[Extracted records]
--------------------------------
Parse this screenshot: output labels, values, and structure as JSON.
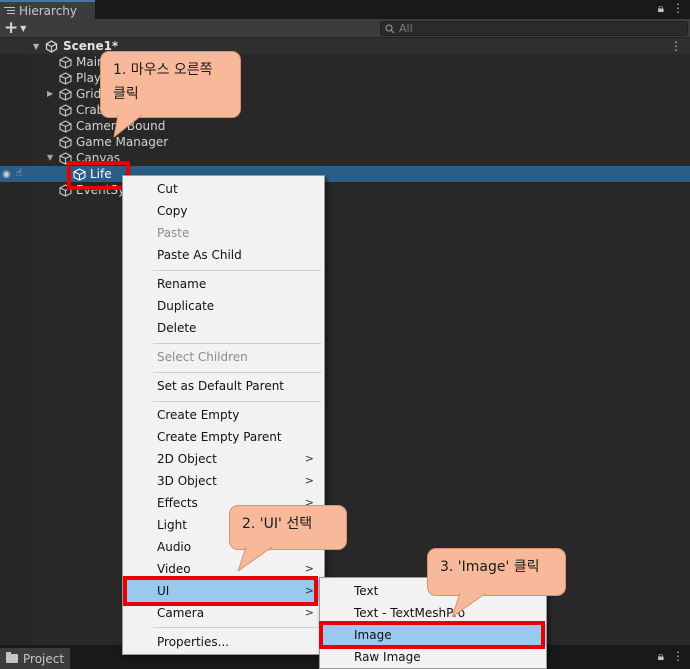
{
  "hierarchy": {
    "tab_label": "Hierarchy",
    "search_placeholder": "All",
    "scene_name": "Scene1*",
    "items": [
      {
        "name": "Main Camera"
      },
      {
        "name": "Player"
      },
      {
        "name": "Grid"
      },
      {
        "name": "Crab"
      },
      {
        "name": "Camera Bound"
      },
      {
        "name": "Game Manager"
      },
      {
        "name": "Canvas"
      },
      {
        "name": "Life"
      },
      {
        "name": "EventSystem"
      }
    ]
  },
  "context_menu": {
    "items": [
      {
        "label": "Cut",
        "enabled": true
      },
      {
        "label": "Copy",
        "enabled": true
      },
      {
        "label": "Paste",
        "enabled": false
      },
      {
        "label": "Paste As Child",
        "enabled": true
      },
      {
        "label": "Rename",
        "enabled": true
      },
      {
        "label": "Duplicate",
        "enabled": true
      },
      {
        "label": "Delete",
        "enabled": true
      },
      {
        "label": "Select Children",
        "enabled": false
      },
      {
        "label": "Set as Default Parent",
        "enabled": true
      },
      {
        "label": "Create Empty",
        "enabled": true
      },
      {
        "label": "Create Empty Parent",
        "enabled": true
      },
      {
        "label": "2D Object",
        "enabled": true,
        "submenu": true
      },
      {
        "label": "3D Object",
        "enabled": true,
        "submenu": true
      },
      {
        "label": "Effects",
        "enabled": true,
        "submenu": true
      },
      {
        "label": "Light",
        "enabled": true,
        "submenu": true
      },
      {
        "label": "Audio",
        "enabled": true,
        "submenu": true
      },
      {
        "label": "Video",
        "enabled": true,
        "submenu": true
      },
      {
        "label": "UI",
        "enabled": true,
        "submenu": true,
        "highlighted": true
      },
      {
        "label": "Camera",
        "enabled": true,
        "submenu": true
      },
      {
        "label": "Properties...",
        "enabled": true
      }
    ],
    "submenu_arrow": ">"
  },
  "ui_submenu": {
    "items": [
      {
        "label": "Text"
      },
      {
        "label": "Text - TextMeshPro"
      },
      {
        "label": "Image",
        "highlighted": true
      },
      {
        "label": "Raw Image"
      }
    ]
  },
  "callouts": {
    "step1_line1": "1. 마우스 오른쪽",
    "step1_line2": "클릭",
    "step2": "2. 'UI' 선택",
    "step3": "3. 'Image' 클릭"
  },
  "project_tab": {
    "label": "Project"
  },
  "colors": {
    "selection": "#2c5d87",
    "menu_highlight": "#99c9ef",
    "annotation_red": "#e90000",
    "callout_fill": "#f8b99a"
  }
}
--------------------------------
Every line should be retyped exactly, with the pictures omitted.

**Task output**
Parse this screenshot: output labels, values, and structure as JSON.
{
  "hierarchy": {
    "tab_label": "Hierarchy",
    "search_placeholder": "All",
    "scene_name": "Scene1*",
    "items": [
      {
        "name": "Main Camera"
      },
      {
        "name": "Player"
      },
      {
        "name": "Grid"
      },
      {
        "name": "Crab"
      },
      {
        "name": "Camera Bound"
      },
      {
        "name": "Game Manager"
      },
      {
        "name": "Canvas"
      },
      {
        "name": "Life"
      },
      {
        "name": "EventSystem"
      }
    ]
  },
  "context_menu": {
    "items": [
      {
        "label": "Cut",
        "enabled": true
      },
      {
        "label": "Copy",
        "enabled": true
      },
      {
        "label": "Paste",
        "enabled": false
      },
      {
        "label": "Paste As Child",
        "enabled": true
      },
      {
        "label": "Rename",
        "enabled": true
      },
      {
        "label": "Duplicate",
        "enabled": true
      },
      {
        "label": "Delete",
        "enabled": true
      },
      {
        "label": "Select Children",
        "enabled": false
      },
      {
        "label": "Set as Default Parent",
        "enabled": true
      },
      {
        "label": "Create Empty",
        "enabled": true
      },
      {
        "label": "Create Empty Parent",
        "enabled": true
      },
      {
        "label": "2D Object",
        "enabled": true,
        "submenu": true
      },
      {
        "label": "3D Object",
        "enabled": true,
        "submenu": true
      },
      {
        "label": "Effects",
        "enabled": true,
        "submenu": true
      },
      {
        "label": "Light",
        "enabled": true,
        "submenu": true
      },
      {
        "label": "Audio",
        "enabled": true,
        "submenu": true
      },
      {
        "label": "Video",
        "enabled": true,
        "submenu": true
      },
      {
        "label": "UI",
        "enabled": true,
        "submenu": true,
        "highlighted": true
      },
      {
        "label": "Camera",
        "enabled": true,
        "submenu": true
      },
      {
        "label": "Properties...",
        "enabled": true
      }
    ],
    "submenu_arrow": ">"
  },
  "ui_submenu": {
    "items": [
      {
        "label": "Text"
      },
      {
        "label": "Text - TextMeshPro"
      },
      {
        "label": "Image",
        "highlighted": true
      },
      {
        "label": "Raw Image"
      }
    ]
  },
  "callouts": {
    "step1_line1": "1. 마우스 오른쪽",
    "step1_line2": "클릭",
    "step2": "2. 'UI' 선택",
    "step3": "3. 'Image' 클릭"
  },
  "project_tab": {
    "label": "Project"
  },
  "colors": {
    "selection": "#2c5d87",
    "menu_highlight": "#99c9ef",
    "annotation_red": "#e90000",
    "callout_fill": "#f8b99a"
  }
}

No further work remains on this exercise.